-- Entries supplied --
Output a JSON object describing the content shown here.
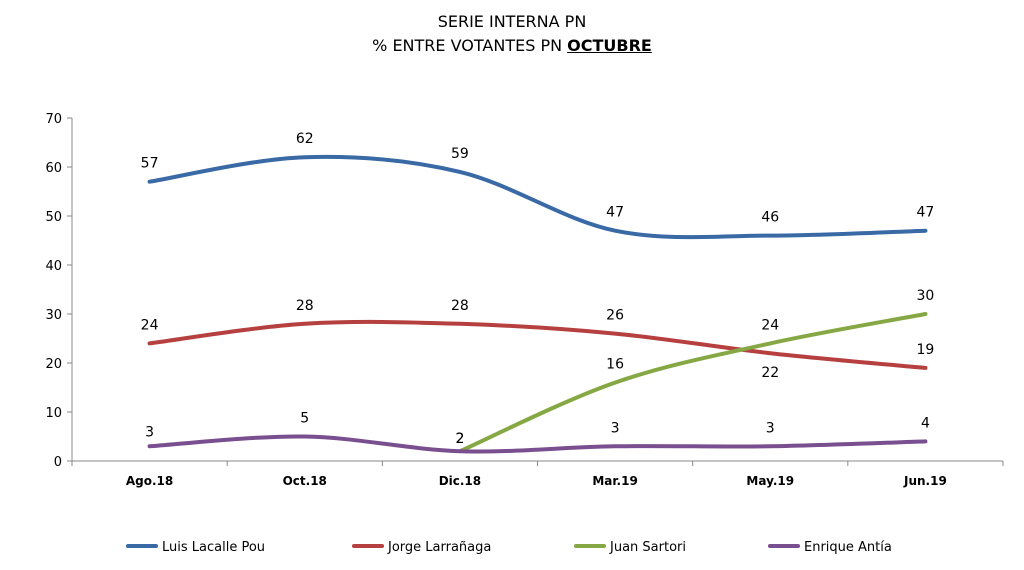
{
  "chart_data": {
    "type": "line",
    "title": "SERIE INTERNA PN",
    "subtitle_prefix": "% ENTRE VOTANTES PN ",
    "subtitle_highlight": "OCTUBRE",
    "categories": [
      "Ago.18",
      "Oct.18",
      "Dic.18",
      "Mar.19",
      "May.19",
      "Jun.19"
    ],
    "ylim": [
      0,
      70
    ],
    "yticks": [
      0,
      10,
      20,
      30,
      40,
      50,
      60,
      70
    ],
    "legend_position": "bottom",
    "series": [
      {
        "name": "Luis Lacalle Pou",
        "color": "#3a6aa6",
        "values": [
          57,
          62,
          59,
          47,
          46,
          47
        ],
        "labels": [
          "57",
          "62",
          "59",
          "47",
          "46",
          "47"
        ]
      },
      {
        "name": "Jorge Larrañaga",
        "color": "#b5403f",
        "values": [
          24,
          28,
          28,
          26,
          22,
          19
        ],
        "labels": [
          "24",
          "28",
          "28",
          "26",
          "22",
          "19"
        ]
      },
      {
        "name": "Juan Sartori",
        "color": "#86a844",
        "values": [
          null,
          null,
          2,
          16,
          24,
          30
        ],
        "labels": [
          null,
          null,
          "2",
          "16",
          "24",
          "30"
        ]
      },
      {
        "name": "Enrique Antía",
        "color": "#7a4f8f",
        "values": [
          3,
          5,
          2,
          3,
          3,
          4
        ],
        "labels": [
          "3",
          "5",
          "2",
          "3",
          "3",
          "4"
        ]
      }
    ]
  }
}
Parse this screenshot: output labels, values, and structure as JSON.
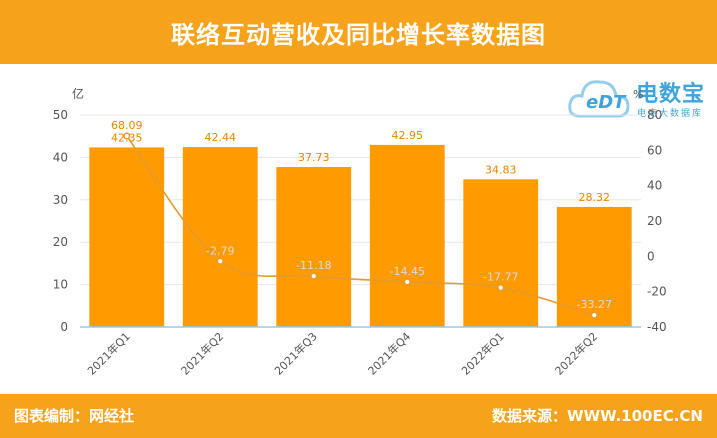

-- Requirements --
Scan the data above and copy every line with "name" in it.

-- Task solution --
        "name": "Luis Lacalle Pou",
        "name": "Jorge Larrañaga",
        "name": "Juan Sartori",
        "name": "Enrique Antía",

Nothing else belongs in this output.